**Data to use**
* * * * *

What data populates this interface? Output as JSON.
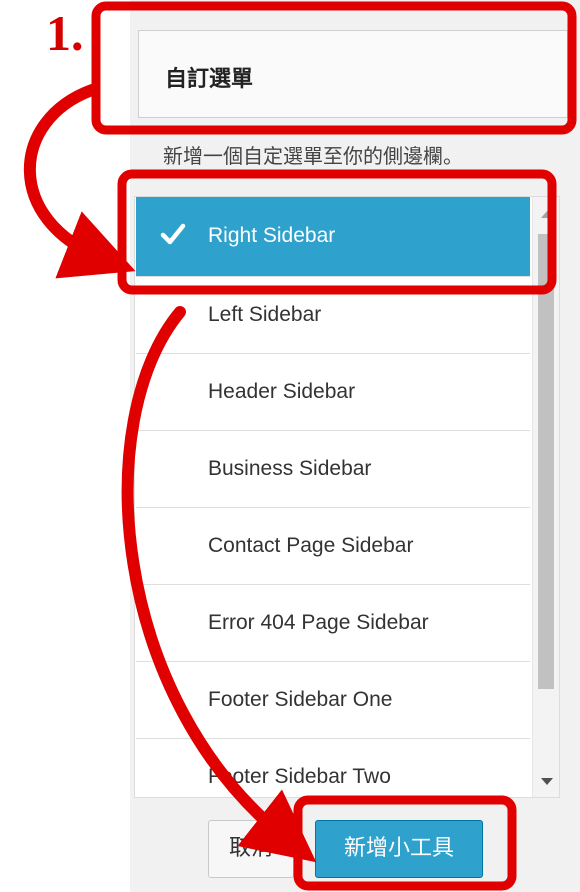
{
  "annotation": {
    "step_number": "1."
  },
  "widget": {
    "title": "自訂選單",
    "description": "新增一個自定選單至你的側邊欄。"
  },
  "sidebars": [
    {
      "label": "Right Sidebar",
      "selected": true
    },
    {
      "label": "Left Sidebar"
    },
    {
      "label": "Header Sidebar"
    },
    {
      "label": "Business Sidebar"
    },
    {
      "label": "Contact Page Sidebar"
    },
    {
      "label": "Error 404 Page Sidebar"
    },
    {
      "label": "Footer Sidebar One"
    },
    {
      "label": "Footer Sidebar Two"
    }
  ],
  "buttons": {
    "cancel": "取消",
    "add_widget": "新增小工具"
  },
  "colors": {
    "selected_bg": "#2ea2cc",
    "annotation_red": "#e00000"
  },
  "icons": {
    "selected": "check-icon"
  }
}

* * * * *

Review the preceding data and report every line that includes the string "Footer".

      "label": "Footer Sidebar One"
      "label": "Footer Sidebar Two"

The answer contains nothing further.